- PROBLEM TO WORK ON -
Check each line below for the word "Service", and copy those that have it.
---------- LISTED ENTRIES
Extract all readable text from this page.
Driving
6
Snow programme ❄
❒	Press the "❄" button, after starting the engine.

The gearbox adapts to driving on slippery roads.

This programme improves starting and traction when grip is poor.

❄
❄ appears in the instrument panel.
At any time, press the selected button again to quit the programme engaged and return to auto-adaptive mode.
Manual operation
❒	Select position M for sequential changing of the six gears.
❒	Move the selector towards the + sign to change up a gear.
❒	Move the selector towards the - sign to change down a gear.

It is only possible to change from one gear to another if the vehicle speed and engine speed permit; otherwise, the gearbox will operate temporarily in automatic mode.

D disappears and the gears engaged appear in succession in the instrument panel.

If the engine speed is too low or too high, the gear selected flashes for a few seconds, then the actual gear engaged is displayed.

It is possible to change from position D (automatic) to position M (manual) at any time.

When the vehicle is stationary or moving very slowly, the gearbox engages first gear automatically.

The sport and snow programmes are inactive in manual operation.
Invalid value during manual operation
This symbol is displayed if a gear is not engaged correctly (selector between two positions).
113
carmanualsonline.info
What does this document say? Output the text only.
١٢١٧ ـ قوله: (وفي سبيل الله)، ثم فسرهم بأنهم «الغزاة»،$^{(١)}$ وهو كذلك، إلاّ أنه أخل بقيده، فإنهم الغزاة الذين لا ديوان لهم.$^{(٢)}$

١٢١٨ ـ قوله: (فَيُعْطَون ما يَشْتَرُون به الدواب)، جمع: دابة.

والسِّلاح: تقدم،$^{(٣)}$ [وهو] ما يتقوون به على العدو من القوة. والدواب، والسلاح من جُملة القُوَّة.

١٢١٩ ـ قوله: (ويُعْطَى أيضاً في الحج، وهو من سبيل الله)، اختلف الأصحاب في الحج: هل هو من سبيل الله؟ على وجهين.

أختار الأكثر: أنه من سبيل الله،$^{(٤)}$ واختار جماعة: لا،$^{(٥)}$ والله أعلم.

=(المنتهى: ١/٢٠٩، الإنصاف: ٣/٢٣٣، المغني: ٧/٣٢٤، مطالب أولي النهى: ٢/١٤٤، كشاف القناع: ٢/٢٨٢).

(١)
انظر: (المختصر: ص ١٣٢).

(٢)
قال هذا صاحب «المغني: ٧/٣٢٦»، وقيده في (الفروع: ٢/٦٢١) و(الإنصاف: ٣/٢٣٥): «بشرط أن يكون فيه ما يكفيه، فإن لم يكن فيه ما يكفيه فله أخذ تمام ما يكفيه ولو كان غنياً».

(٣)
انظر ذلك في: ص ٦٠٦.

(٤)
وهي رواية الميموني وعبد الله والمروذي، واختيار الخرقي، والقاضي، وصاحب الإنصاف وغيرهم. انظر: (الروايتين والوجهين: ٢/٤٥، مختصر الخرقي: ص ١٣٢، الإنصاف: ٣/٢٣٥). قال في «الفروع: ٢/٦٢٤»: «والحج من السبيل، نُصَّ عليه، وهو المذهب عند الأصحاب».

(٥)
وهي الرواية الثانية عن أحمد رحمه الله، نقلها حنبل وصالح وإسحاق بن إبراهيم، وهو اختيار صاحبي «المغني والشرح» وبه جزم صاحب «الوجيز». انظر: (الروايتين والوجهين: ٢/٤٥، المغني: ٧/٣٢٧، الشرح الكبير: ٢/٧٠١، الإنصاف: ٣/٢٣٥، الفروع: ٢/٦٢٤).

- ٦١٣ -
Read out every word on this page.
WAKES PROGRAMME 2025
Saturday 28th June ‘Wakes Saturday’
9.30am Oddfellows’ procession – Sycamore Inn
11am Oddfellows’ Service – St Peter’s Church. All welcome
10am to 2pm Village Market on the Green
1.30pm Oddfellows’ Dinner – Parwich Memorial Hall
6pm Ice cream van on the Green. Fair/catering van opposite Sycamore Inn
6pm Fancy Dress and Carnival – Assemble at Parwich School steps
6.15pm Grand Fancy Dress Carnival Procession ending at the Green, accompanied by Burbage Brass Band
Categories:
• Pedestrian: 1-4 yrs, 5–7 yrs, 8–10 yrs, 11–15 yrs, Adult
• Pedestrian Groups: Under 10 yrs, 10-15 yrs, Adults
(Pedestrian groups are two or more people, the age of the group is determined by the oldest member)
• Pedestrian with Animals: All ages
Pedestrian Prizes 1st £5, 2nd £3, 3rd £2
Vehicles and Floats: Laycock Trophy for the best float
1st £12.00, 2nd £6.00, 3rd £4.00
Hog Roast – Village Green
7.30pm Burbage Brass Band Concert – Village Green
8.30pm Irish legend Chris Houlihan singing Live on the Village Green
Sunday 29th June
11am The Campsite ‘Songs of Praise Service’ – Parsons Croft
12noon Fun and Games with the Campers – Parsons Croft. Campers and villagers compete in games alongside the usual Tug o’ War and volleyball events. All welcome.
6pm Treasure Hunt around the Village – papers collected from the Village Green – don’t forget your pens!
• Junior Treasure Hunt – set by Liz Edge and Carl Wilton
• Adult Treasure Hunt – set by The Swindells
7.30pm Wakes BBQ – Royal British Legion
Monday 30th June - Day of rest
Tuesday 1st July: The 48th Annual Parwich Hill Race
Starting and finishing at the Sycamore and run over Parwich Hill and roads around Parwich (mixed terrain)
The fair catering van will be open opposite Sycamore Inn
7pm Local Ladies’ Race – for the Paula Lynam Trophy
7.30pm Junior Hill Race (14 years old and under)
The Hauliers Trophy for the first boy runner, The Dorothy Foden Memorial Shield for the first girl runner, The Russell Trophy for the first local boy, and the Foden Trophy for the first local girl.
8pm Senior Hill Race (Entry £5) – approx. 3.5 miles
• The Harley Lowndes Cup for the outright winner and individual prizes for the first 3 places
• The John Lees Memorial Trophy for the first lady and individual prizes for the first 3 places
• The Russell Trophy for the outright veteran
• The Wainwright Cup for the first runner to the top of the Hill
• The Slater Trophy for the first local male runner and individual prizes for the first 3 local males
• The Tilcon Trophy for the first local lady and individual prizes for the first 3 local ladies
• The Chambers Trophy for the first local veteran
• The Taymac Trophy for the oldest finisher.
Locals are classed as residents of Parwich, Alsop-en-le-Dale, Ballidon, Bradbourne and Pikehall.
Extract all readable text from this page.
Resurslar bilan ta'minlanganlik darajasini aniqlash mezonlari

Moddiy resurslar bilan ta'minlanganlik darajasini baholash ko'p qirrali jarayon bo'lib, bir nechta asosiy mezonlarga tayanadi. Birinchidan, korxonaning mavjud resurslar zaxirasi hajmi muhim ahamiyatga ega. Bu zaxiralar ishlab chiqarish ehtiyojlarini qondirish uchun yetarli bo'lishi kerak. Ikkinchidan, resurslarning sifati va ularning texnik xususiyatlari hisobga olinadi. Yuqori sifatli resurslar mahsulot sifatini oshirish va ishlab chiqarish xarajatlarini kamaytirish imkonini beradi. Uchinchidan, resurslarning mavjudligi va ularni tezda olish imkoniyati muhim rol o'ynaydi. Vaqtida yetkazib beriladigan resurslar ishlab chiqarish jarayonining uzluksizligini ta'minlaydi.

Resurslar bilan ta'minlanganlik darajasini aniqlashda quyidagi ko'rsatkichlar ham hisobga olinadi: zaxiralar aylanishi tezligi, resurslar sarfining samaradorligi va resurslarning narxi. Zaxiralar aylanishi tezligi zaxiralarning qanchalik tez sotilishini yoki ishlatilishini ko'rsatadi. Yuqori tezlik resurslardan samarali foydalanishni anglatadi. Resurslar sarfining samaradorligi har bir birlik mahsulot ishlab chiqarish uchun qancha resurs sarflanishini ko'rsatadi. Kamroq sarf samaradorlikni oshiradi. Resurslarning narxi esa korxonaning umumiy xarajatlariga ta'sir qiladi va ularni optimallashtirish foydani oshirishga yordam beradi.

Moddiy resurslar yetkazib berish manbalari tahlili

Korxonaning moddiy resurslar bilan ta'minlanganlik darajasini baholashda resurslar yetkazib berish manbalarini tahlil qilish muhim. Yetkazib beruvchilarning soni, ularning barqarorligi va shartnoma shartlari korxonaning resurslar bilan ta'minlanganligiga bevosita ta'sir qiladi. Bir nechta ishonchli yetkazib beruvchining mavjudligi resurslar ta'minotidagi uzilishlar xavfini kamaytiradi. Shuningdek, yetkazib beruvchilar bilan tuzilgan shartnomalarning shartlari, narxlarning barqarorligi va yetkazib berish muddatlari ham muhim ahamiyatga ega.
--------------------
- REPLY -
11am Oddfellows’ Service – St Peter’s Church. All welcome
11am The Campsite ‘Songs of Praise Service’ – Parsons Croft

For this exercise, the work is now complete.